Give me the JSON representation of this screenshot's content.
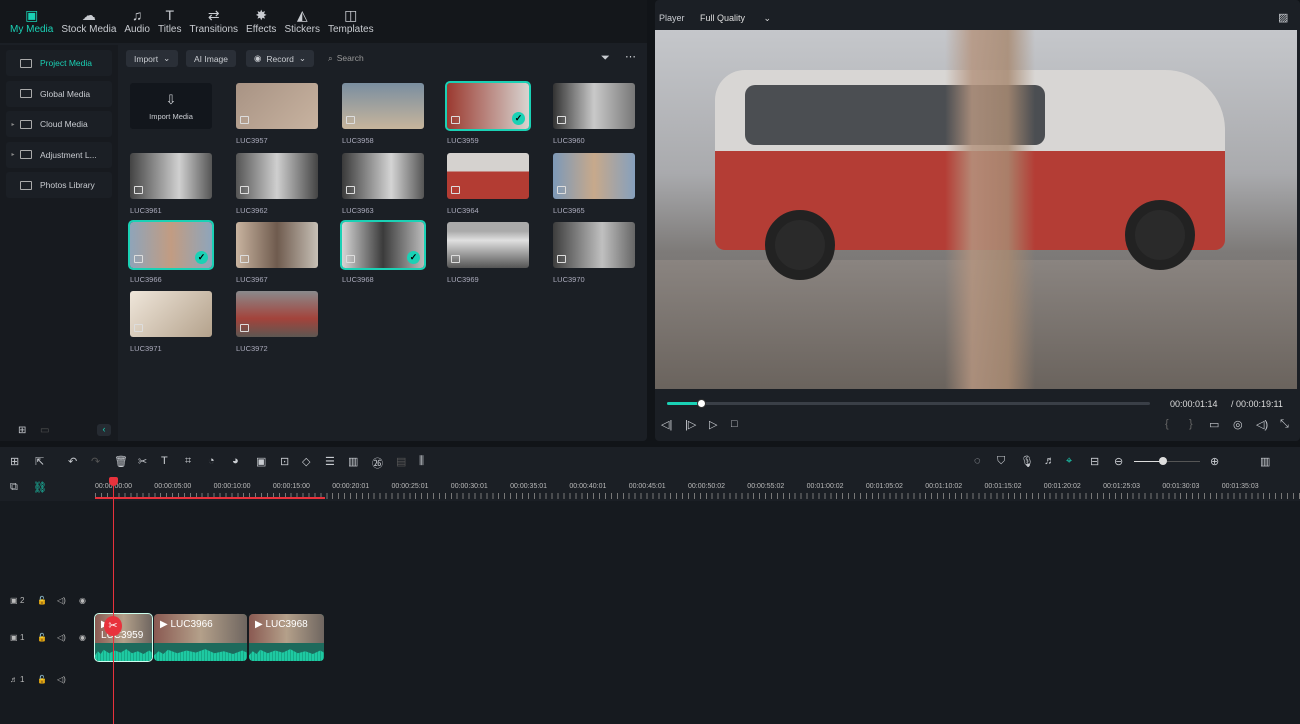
{
  "tabs": [
    {
      "label": "My Media",
      "icon": "media-icon",
      "active": true
    },
    {
      "label": "Stock Media",
      "icon": "cloud-icon"
    },
    {
      "label": "Audio",
      "icon": "music-icon"
    },
    {
      "label": "Titles",
      "icon": "text-icon"
    },
    {
      "label": "Transitions",
      "icon": "transition-icon"
    },
    {
      "label": "Effects",
      "icon": "effects-icon"
    },
    {
      "label": "Stickers",
      "icon": "sticker-icon"
    },
    {
      "label": "Templates",
      "icon": "template-icon"
    }
  ],
  "sidebar": {
    "items": [
      {
        "label": "Project Media",
        "active": true
      },
      {
        "label": "Global Media"
      },
      {
        "label": "Cloud Media",
        "expandable": true
      },
      {
        "label": "Adjustment L...",
        "expandable": true
      },
      {
        "label": "Photos Library"
      }
    ]
  },
  "media_toolbar": {
    "import": "Import",
    "ai_image": "AI Image",
    "record": "Record",
    "search_placeholder": "Search"
  },
  "import_media": "Import Media",
  "media": [
    {
      "name": "LUC3957"
    },
    {
      "name": "LUC3958"
    },
    {
      "name": "LUC3959",
      "selected": true
    },
    {
      "name": "LUC3960"
    },
    {
      "name": "LUC3961"
    },
    {
      "name": "LUC3962"
    },
    {
      "name": "LUC3963"
    },
    {
      "name": "LUC3964"
    },
    {
      "name": "LUC3965"
    },
    {
      "name": "LUC3966",
      "selected": true
    },
    {
      "name": "LUC3967"
    },
    {
      "name": "LUC3968",
      "selected": true
    },
    {
      "name": "LUC3969"
    },
    {
      "name": "LUC3970"
    },
    {
      "name": "LUC3971"
    },
    {
      "name": "LUC3972"
    }
  ],
  "player": {
    "label": "Player",
    "quality": "Full Quality",
    "current_time": "00:00:01:14",
    "total_time": "/ 00:00:19:11",
    "progress": 0.07
  },
  "ruler": [
    "00:00:00:00",
    "00:00:05:00",
    "00:00:10:00",
    "00:00:15:00",
    "00:00:20:01",
    "00:00:25:01",
    "00:00:30:01",
    "00:00:35:01",
    "00:00:40:01",
    "00:00:45:01",
    "00:00:50:02",
    "00:00:55:02",
    "00:01:00:02",
    "00:01:05:02",
    "00:01:10:02",
    "00:01:15:02",
    "00:01:20:02",
    "00:01:25:03",
    "00:01:30:03",
    "00:01:35:03"
  ],
  "tracks": [
    {
      "label": "2",
      "type": "video"
    },
    {
      "label": "1",
      "type": "video"
    },
    {
      "label": "1",
      "type": "audio"
    }
  ],
  "clips": [
    {
      "name": "LUC3959"
    },
    {
      "name": "LUC3966"
    },
    {
      "name": "LUC3968"
    }
  ],
  "colors": {
    "accent": "#1ad1b5",
    "playhead": "#e8323c"
  }
}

____

[Your goal] Every entry above needs to be retyped exactly; drop the pictures.

[Exercise result]
Give me the JSON representation of this screenshot's content.
{
  "tabs": [
    {
      "label": "My Media",
      "icon": "media-icon",
      "active": true
    },
    {
      "label": "Stock Media",
      "icon": "cloud-icon"
    },
    {
      "label": "Audio",
      "icon": "music-icon"
    },
    {
      "label": "Titles",
      "icon": "text-icon"
    },
    {
      "label": "Transitions",
      "icon": "transition-icon"
    },
    {
      "label": "Effects",
      "icon": "effects-icon"
    },
    {
      "label": "Stickers",
      "icon": "sticker-icon"
    },
    {
      "label": "Templates",
      "icon": "template-icon"
    }
  ],
  "sidebar": {
    "items": [
      {
        "label": "Project Media",
        "active": true
      },
      {
        "label": "Global Media"
      },
      {
        "label": "Cloud Media",
        "expandable": true
      },
      {
        "label": "Adjustment L...",
        "expandable": true
      },
      {
        "label": "Photos Library"
      }
    ]
  },
  "media_toolbar": {
    "import": "Import",
    "ai_image": "AI Image",
    "record": "Record",
    "search_placeholder": "Search"
  },
  "import_media": "Import Media",
  "media": [
    {
      "name": "LUC3957"
    },
    {
      "name": "LUC3958"
    },
    {
      "name": "LUC3959",
      "selected": true
    },
    {
      "name": "LUC3960"
    },
    {
      "name": "LUC3961"
    },
    {
      "name": "LUC3962"
    },
    {
      "name": "LUC3963"
    },
    {
      "name": "LUC3964"
    },
    {
      "name": "LUC3965"
    },
    {
      "name": "LUC3966",
      "selected": true
    },
    {
      "name": "LUC3967"
    },
    {
      "name": "LUC3968",
      "selected": true
    },
    {
      "name": "LUC3969"
    },
    {
      "name": "LUC3970"
    },
    {
      "name": "LUC3971"
    },
    {
      "name": "LUC3972"
    }
  ],
  "player": {
    "label": "Player",
    "quality": "Full Quality",
    "current_time": "00:00:01:14",
    "total_time": "/ 00:00:19:11",
    "progress": 0.07
  },
  "ruler": [
    "00:00:00:00",
    "00:00:05:00",
    "00:00:10:00",
    "00:00:15:00",
    "00:00:20:01",
    "00:00:25:01",
    "00:00:30:01",
    "00:00:35:01",
    "00:00:40:01",
    "00:00:45:01",
    "00:00:50:02",
    "00:00:55:02",
    "00:01:00:02",
    "00:01:05:02",
    "00:01:10:02",
    "00:01:15:02",
    "00:01:20:02",
    "00:01:25:03",
    "00:01:30:03",
    "00:01:35:03"
  ],
  "tracks": [
    {
      "label": "2",
      "type": "video"
    },
    {
      "label": "1",
      "type": "video"
    },
    {
      "label": "1",
      "type": "audio"
    }
  ],
  "clips": [
    {
      "name": "LUC3959"
    },
    {
      "name": "LUC3966"
    },
    {
      "name": "LUC3968"
    }
  ],
  "colors": {
    "accent": "#1ad1b5",
    "playhead": "#e8323c"
  }
}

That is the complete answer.